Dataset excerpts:
● ● ● ● ● ● ●
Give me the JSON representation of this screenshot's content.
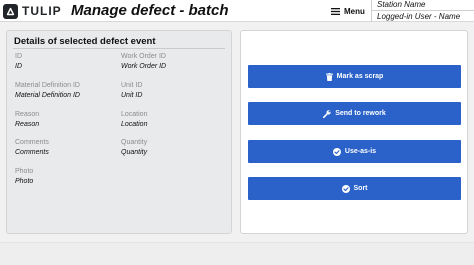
{
  "header": {
    "brand": "TULIP",
    "title": "Manage defect - batch",
    "menu_label": "Menu",
    "station_name": "Station Name",
    "user": "Logged-in User - Name"
  },
  "details": {
    "title": "Details of selected defect event",
    "fields": [
      {
        "label": "ID",
        "value": "ID"
      },
      {
        "label": "Work Order ID",
        "value": "Work Order ID"
      },
      {
        "label": "Material Definition ID",
        "value": "Material Definition ID"
      },
      {
        "label": "Unit ID",
        "value": "Unit ID"
      },
      {
        "label": "Reason",
        "value": "Reason"
      },
      {
        "label": "Location",
        "value": "Location"
      },
      {
        "label": "Comments",
        "value": "Comments"
      },
      {
        "label": "Quantity",
        "value": "Quantity"
      },
      {
        "label": "Photo",
        "value": "Photo"
      }
    ]
  },
  "actions": [
    {
      "label": "Mark as scrap",
      "icon": "trash-icon"
    },
    {
      "label": "Send to rework",
      "icon": "wrench-icon"
    },
    {
      "label": "Use-as-is",
      "icon": "check-circle-icon"
    },
    {
      "label": "Sort",
      "icon": "check-circle-icon"
    }
  ],
  "colors": {
    "accent": "#2a62c9",
    "background": "#f1f1f2",
    "panel": "#e9eaeb"
  }
}
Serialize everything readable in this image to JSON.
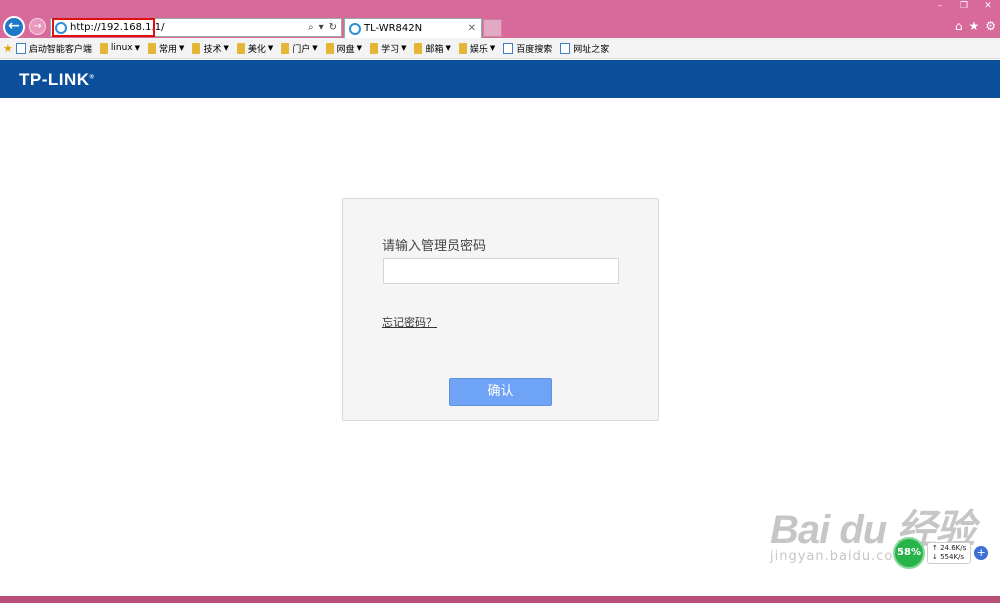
{
  "browser": {
    "window_controls": [
      "–",
      "❐",
      "✕"
    ],
    "back_glyph": "←",
    "forward_glyph": "→",
    "address_url": "http://192.168.1.1/",
    "address_tools": [
      "⌕",
      "▾",
      "↻"
    ],
    "tab_title": "TL-WR842N",
    "tab_close": "✕",
    "right_tools": [
      "⌂",
      "★",
      "⚙"
    ]
  },
  "favorites": [
    {
      "label": "启动智能客户端",
      "icon": "page-icon",
      "dropdown": false
    },
    {
      "label": "linux",
      "icon": "folder-icon",
      "dropdown": true
    },
    {
      "label": "常用",
      "icon": "folder-icon",
      "dropdown": true
    },
    {
      "label": "技术",
      "icon": "folder-icon",
      "dropdown": true
    },
    {
      "label": "美化",
      "icon": "folder-icon",
      "dropdown": true
    },
    {
      "label": "门户",
      "icon": "folder-icon",
      "dropdown": true
    },
    {
      "label": "网盘",
      "icon": "folder-icon",
      "dropdown": true
    },
    {
      "label": "学习",
      "icon": "folder-icon",
      "dropdown": true
    },
    {
      "label": "邮箱",
      "icon": "folder-icon",
      "dropdown": true
    },
    {
      "label": "娱乐",
      "icon": "folder-icon",
      "dropdown": true
    },
    {
      "label": "百度搜索",
      "icon": "baidu-icon",
      "dropdown": false
    },
    {
      "label": "网址之家",
      "icon": "page-icon",
      "dropdown": false
    }
  ],
  "page": {
    "logo": "TP-LINK",
    "logo_mark": "®",
    "password_label": "请输入管理员密码",
    "password_value": "",
    "forgot_link": "忘记密码？",
    "confirm_button": "确认"
  },
  "watermark": {
    "main": "Bai du 经验",
    "sub": "jingyan.baidu.com"
  },
  "net_widget": {
    "percent": "58%",
    "up": "↑ 24.6K/s",
    "down": "↓ 554K/s",
    "plus": "+"
  },
  "colors": {
    "chrome": "#d76a9a",
    "brand_bar": "#0b4f9b",
    "confirm_button": "#6ea3f5",
    "address_highlight": "#e01010"
  }
}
● ● ● ● ● ● ●
## Given request
Leave the pictures out and reproduce all of the records exactly.

## Answer to this problem
Give me the JSON representation of this screenshot's content.
{
  "header": {
    "brand": "TULIP",
    "title": "Manage defect - batch",
    "menu_label": "Menu",
    "station_name": "Station Name",
    "user": "Logged-in User - Name"
  },
  "details": {
    "title": "Details of selected defect event",
    "fields": [
      {
        "label": "ID",
        "value": "ID"
      },
      {
        "label": "Work Order ID",
        "value": "Work Order ID"
      },
      {
        "label": "Material Definition ID",
        "value": "Material Definition ID"
      },
      {
        "label": "Unit ID",
        "value": "Unit ID"
      },
      {
        "label": "Reason",
        "value": "Reason"
      },
      {
        "label": "Location",
        "value": "Location"
      },
      {
        "label": "Comments",
        "value": "Comments"
      },
      {
        "label": "Quantity",
        "value": "Quantity"
      },
      {
        "label": "Photo",
        "value": "Photo"
      }
    ]
  },
  "actions": [
    {
      "label": "Mark as scrap",
      "icon": "trash-icon"
    },
    {
      "label": "Send to rework",
      "icon": "wrench-icon"
    },
    {
      "label": "Use-as-is",
      "icon": "check-circle-icon"
    },
    {
      "label": "Sort",
      "icon": "check-circle-icon"
    }
  ],
  "colors": {
    "accent": "#2a62c9",
    "background": "#f1f1f2",
    "panel": "#e9eaeb"
  }
}
Serialize everything readable in this image to JSON.
{
  "browser": {
    "window_controls": [
      "–",
      "❐",
      "✕"
    ],
    "back_glyph": "←",
    "forward_glyph": "→",
    "address_url": "http://192.168.1.1/",
    "address_tools": [
      "⌕",
      "▾",
      "↻"
    ],
    "tab_title": "TL-WR842N",
    "tab_close": "✕",
    "right_tools": [
      "⌂",
      "★",
      "⚙"
    ]
  },
  "favorites": [
    {
      "label": "启动智能客户端",
      "icon": "page-icon",
      "dropdown": false
    },
    {
      "label": "linux",
      "icon": "folder-icon",
      "dropdown": true
    },
    {
      "label": "常用",
      "icon": "folder-icon",
      "dropdown": true
    },
    {
      "label": "技术",
      "icon": "folder-icon",
      "dropdown": true
    },
    {
      "label": "美化",
      "icon": "folder-icon",
      "dropdown": true
    },
    {
      "label": "门户",
      "icon": "folder-icon",
      "dropdown": true
    },
    {
      "label": "网盘",
      "icon": "folder-icon",
      "dropdown": true
    },
    {
      "label": "学习",
      "icon": "folder-icon",
      "dropdown": true
    },
    {
      "label": "邮箱",
      "icon": "folder-icon",
      "dropdown": true
    },
    {
      "label": "娱乐",
      "icon": "folder-icon",
      "dropdown": true
    },
    {
      "label": "百度搜索",
      "icon": "baidu-icon",
      "dropdown": false
    },
    {
      "label": "网址之家",
      "icon": "page-icon",
      "dropdown": false
    }
  ],
  "page": {
    "logo": "TP-LINK",
    "logo_mark": "®",
    "password_label": "请输入管理员密码",
    "password_value": "",
    "forgot_link": "忘记密码？",
    "confirm_button": "确认"
  },
  "watermark": {
    "main": "Bai du 经验",
    "sub": "jingyan.baidu.com"
  },
  "net_widget": {
    "percent": "58%",
    "up": "↑ 24.6K/s",
    "down": "↓ 554K/s",
    "plus": "+"
  },
  "colors": {
    "chrome": "#d76a9a",
    "brand_bar": "#0b4f9b",
    "confirm_button": "#6ea3f5",
    "address_highlight": "#e01010"
  }
}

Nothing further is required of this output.